Written request: Transcribe the whole listing without a single picture.

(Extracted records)

======

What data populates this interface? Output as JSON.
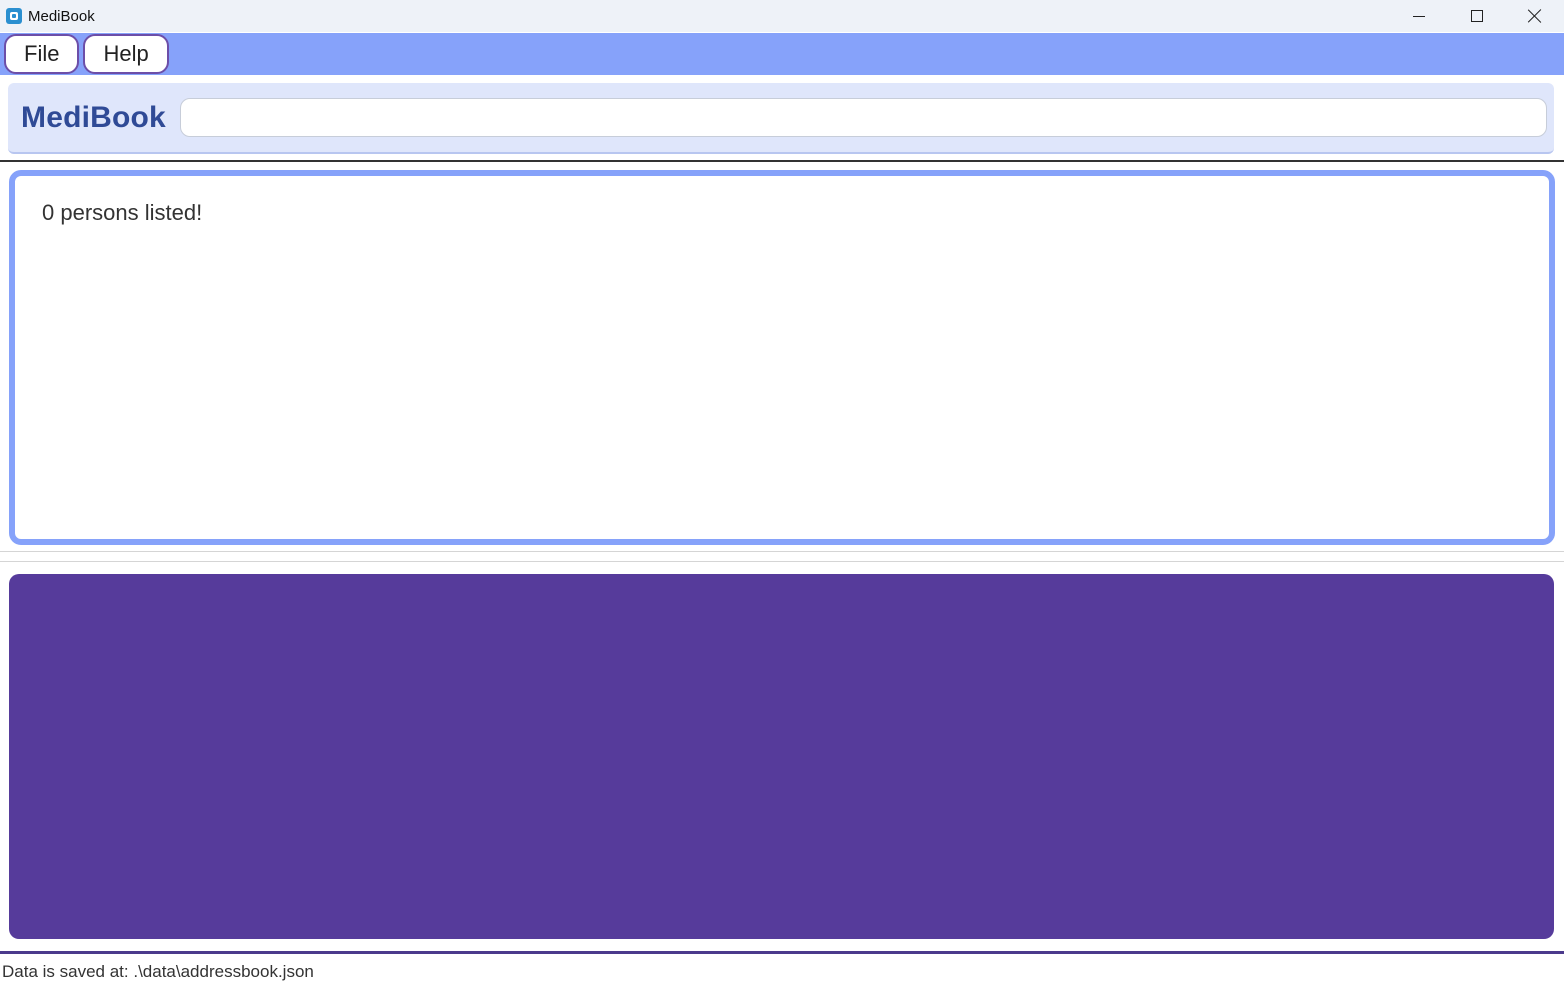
{
  "window": {
    "title": "MediBook",
    "icon": "medibook-app-icon",
    "controls": [
      "minimize-icon",
      "maximize-icon",
      "close-icon"
    ]
  },
  "menu": {
    "file_label": "File",
    "help_label": "Help"
  },
  "header": {
    "brand": "MediBook",
    "command_value": "",
    "command_placeholder": ""
  },
  "result": {
    "message": "0 persons listed!"
  },
  "person_list": {
    "items": []
  },
  "status": {
    "save_location": "Data is saved at: .\\data\\addressbook.json"
  },
  "colors": {
    "menubar": "#86a2fa",
    "accent_border": "#86a2fa",
    "list_panel": "#563b9b",
    "brand_text": "#2f4a96",
    "header_bg": "#dfe6fb"
  }
}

======

Output below:
What data populates this interface? Output as JSON.
{
  "window": {
    "title": "MediBook",
    "icon": "medibook-app-icon",
    "controls": [
      "minimize-icon",
      "maximize-icon",
      "close-icon"
    ]
  },
  "menu": {
    "file_label": "File",
    "help_label": "Help"
  },
  "header": {
    "brand": "MediBook",
    "command_value": "",
    "command_placeholder": ""
  },
  "result": {
    "message": "0 persons listed!"
  },
  "person_list": {
    "items": []
  },
  "status": {
    "save_location": "Data is saved at: .\\data\\addressbook.json"
  },
  "colors": {
    "menubar": "#86a2fa",
    "accent_border": "#86a2fa",
    "list_panel": "#563b9b",
    "brand_text": "#2f4a96",
    "header_bg": "#dfe6fb"
  }
}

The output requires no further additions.